### Task
Your task is to copy every line of this material exactly.

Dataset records

━━━━

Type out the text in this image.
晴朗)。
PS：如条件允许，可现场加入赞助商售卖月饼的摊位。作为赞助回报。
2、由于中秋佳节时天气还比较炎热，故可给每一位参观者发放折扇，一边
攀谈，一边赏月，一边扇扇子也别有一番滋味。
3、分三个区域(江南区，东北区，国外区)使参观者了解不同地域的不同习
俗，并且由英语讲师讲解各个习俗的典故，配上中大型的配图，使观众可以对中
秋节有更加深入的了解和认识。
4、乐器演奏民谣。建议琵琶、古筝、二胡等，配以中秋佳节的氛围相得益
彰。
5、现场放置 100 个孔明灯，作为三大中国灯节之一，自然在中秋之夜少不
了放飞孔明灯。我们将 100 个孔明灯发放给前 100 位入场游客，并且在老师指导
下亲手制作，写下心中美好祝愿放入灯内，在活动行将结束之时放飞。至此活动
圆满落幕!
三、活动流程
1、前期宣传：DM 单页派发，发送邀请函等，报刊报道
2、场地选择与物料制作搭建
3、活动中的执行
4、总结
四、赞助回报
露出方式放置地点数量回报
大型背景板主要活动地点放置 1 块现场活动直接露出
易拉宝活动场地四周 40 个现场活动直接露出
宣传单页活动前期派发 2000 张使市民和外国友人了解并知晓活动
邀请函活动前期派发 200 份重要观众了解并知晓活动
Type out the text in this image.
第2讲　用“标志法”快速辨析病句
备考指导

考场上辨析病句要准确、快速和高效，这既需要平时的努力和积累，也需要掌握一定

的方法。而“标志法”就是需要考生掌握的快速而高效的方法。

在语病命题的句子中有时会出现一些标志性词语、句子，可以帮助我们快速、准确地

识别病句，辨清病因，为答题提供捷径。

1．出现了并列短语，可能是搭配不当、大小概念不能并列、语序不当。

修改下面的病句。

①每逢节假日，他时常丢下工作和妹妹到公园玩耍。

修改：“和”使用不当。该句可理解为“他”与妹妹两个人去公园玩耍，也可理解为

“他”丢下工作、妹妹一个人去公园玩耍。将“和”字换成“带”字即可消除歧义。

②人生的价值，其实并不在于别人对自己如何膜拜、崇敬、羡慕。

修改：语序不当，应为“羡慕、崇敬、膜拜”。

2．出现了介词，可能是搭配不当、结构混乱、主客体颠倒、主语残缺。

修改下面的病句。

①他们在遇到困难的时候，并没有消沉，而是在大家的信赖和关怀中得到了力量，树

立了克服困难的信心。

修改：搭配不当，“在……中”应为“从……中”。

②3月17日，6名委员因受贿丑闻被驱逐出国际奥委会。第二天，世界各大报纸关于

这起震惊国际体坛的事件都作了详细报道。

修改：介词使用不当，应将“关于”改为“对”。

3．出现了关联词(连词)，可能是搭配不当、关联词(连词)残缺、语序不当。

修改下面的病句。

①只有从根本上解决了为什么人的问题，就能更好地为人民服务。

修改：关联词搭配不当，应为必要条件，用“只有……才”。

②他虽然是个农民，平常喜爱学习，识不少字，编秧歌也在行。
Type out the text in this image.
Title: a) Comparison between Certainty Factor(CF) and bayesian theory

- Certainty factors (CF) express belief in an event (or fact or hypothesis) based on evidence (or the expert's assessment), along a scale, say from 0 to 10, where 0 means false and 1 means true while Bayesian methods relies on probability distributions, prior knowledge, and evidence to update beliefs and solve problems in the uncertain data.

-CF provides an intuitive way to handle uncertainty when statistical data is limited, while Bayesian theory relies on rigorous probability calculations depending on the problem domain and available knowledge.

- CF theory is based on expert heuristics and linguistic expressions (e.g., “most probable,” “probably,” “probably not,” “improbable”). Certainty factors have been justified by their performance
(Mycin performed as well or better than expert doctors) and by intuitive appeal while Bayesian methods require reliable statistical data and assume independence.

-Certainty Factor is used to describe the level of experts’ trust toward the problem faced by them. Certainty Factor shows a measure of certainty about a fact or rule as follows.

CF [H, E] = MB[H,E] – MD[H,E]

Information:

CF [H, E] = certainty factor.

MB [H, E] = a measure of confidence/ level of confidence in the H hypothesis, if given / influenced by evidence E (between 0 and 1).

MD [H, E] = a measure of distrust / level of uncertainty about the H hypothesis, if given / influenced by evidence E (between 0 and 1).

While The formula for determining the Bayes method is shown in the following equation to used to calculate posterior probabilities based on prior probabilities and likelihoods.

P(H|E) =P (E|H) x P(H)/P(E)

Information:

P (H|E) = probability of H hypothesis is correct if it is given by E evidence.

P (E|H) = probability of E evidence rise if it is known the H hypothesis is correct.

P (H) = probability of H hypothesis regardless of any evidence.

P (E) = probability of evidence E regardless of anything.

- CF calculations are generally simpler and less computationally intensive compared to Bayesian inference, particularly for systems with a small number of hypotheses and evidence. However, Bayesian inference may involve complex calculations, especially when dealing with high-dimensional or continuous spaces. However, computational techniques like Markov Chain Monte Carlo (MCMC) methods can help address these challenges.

━━━━

### Complete answer
Type out the text in this image.
晴朗)。
PS：如条件允许，可现场加入赞助商售卖月饼的摊位。作为赞助回报。
2、由于中秋佳节时天气还比较炎热，故可给每一位参观者发放折扇，一边
攀谈，一边赏月，一边扇扇子也别有一番滋味。
3、分三个区域(江南区，东北区，国外区)使参观者了解不同地域的不同习
俗，并且由英语讲师讲解各个习俗的典故，配上中大型的配图，使观众可以对中
秋节有更加深入的了解和认识。
4、乐器演奏民谣。建议琵琶、古筝、二胡等，配以中秋佳节的氛围相得益
彰。
5、现场放置 100 个孔明灯，作为三大中国灯节之一，自然在中秋之夜少不
了放飞孔明灯。我们将 100 个孔明灯发放给前 100 位入场游客，并且在老师指导
下亲手制作，写下心中美好祝愿放入灯内，在活动行将结束之时放飞。至此活动
圆满落幕!
三、活动流程
1、前期宣传：DM 单页派发，发送邀请函等，报刊报道
2、场地选择与物料制作搭建
3、活动中的执行
4、总结
四、赞助回报
露出方式放置地点数量回报
大型背景板主要活动地点放置 1 块现场活动直接露出
易拉宝活动场地四周 40 个现场活动直接露出
宣传单页活动前期派发 2000 张使市民和外国友人了解并知晓活动
邀请函活动前期派发 200 份重要观众了解并知晓活动
Type out the text in this image.
第2讲　用“标志法”快速辨析病句
备考指导

考场上辨析病句要准确、快速和高效，这既需要平时的努力和积累，也需要掌握一定

的方法。而“标志法”就是需要考生掌握的快速而高效的方法。

在语病命题的句子中有时会出现一些标志性词语、句子，可以帮助我们快速、准确地

识别病句，辨清病因，为答题提供捷径。

1．出现了并列短语，可能是搭配不当、大小概念不能并列、语序不当。

修改下面的病句。

①每逢节假日，他时常丢下工作和妹妹到公园玩耍。

修改：“和”使用不当。该句可理解为“他”与妹妹两个人去公园玩耍，也可理解为

“他”丢下工作、妹妹一个人去公园玩耍。将“和”字换成“带”字即可消除歧义。

②人生的价值，其实并不在于别人对自己如何膜拜、崇敬、羡慕。

修改：语序不当，应为“羡慕、崇敬、膜拜”。

2．出现了介词，可能是搭配不当、结构混乱、主客体颠倒、主语残缺。

修改下面的病句。

①他们在遇到困难的时候，并没有消沉，而是在大家的信赖和关怀中得到了力量，树

立了克服困难的信心。

修改：搭配不当，“在……中”应为“从……中”。

②3月17日，6名委员因受贿丑闻被驱逐出国际奥委会。第二天，世界各大报纸关于

这起震惊国际体坛的事件都作了详细报道。

修改：介词使用不当，应将“关于”改为“对”。

3．出现了关联词(连词)，可能是搭配不当、关联词(连词)残缺、语序不当。

修改下面的病句。

①只有从根本上解决了为什么人的问题，就能更好地为人民服务。

修改：关联词搭配不当，应为必要条件，用“只有……才”。

②他虽然是个农民，平常喜爱学习，识不少字，编秧歌也在行。
Type out the text in this image.
Title: a) Comparison between Certainty Factor(CF) and bayesian theory

- Certainty factors (CF) express belief in an event (or fact or hypothesis) based on evidence (or the expert's assessment), along a scale, say from 0 to 10, where 0 means false and 1 means true while Bayesian methods relies on probability distributions, prior knowledge, and evidence to update beliefs and solve problems in the uncertain data.

-CF provides an intuitive way to handle uncertainty when statistical data is limited, while Bayesian theory relies on rigorous probability calculations depending on the problem domain and available knowledge.

- CF theory is based on expert heuristics and linguistic expressions (e.g., “most probable,” “probably,” “probably not,” “improbable”). Certainty factors have been justified by their performance
(Mycin performed as well or better than expert doctors) and by intuitive appeal while Bayesian methods require reliable statistical data and assume independence.

-Certainty Factor is used to describe the level of experts’ trust toward the problem faced by them. Certainty Factor shows a measure of certainty about a fact or rule as follows.

CF [H, E] = MB[H,E] – MD[H,E]

Information:

CF [H, E] = certainty factor.

MB [H, E] = a measure of confidence/ level of confidence in the H hypothesis, if given / influenced by evidence E (between 0 and 1).

MD [H, E] = a measure of distrust / level of uncertainty about the H hypothesis, if given / influenced by evidence E (between 0 and 1).

While The formula for determining the Bayes method is shown in the following equation to used to calculate posterior probabilities based on prior probabilities and likelihoods.

P(H|E) =P (E|H) x P(H)/P(E)

Information:

P (H|E) = probability of H hypothesis is correct if it is given by E evidence.

P (E|H) = probability of E evidence rise if it is known the H hypothesis is correct.

P (H) = probability of H hypothesis regardless of any evidence.

P (E) = probability of evidence E regardless of anything.

- CF calculations are generally simpler and less computationally intensive compared to Bayesian inference, particularly for systems with a small number of hypotheses and evidence. However, Bayesian inference may involve complex calculations, especially when dealing with high-dimensional or continuous spaces. However, computational techniques like Markov Chain Monte Carlo (MCMC) methods can help address these challenges.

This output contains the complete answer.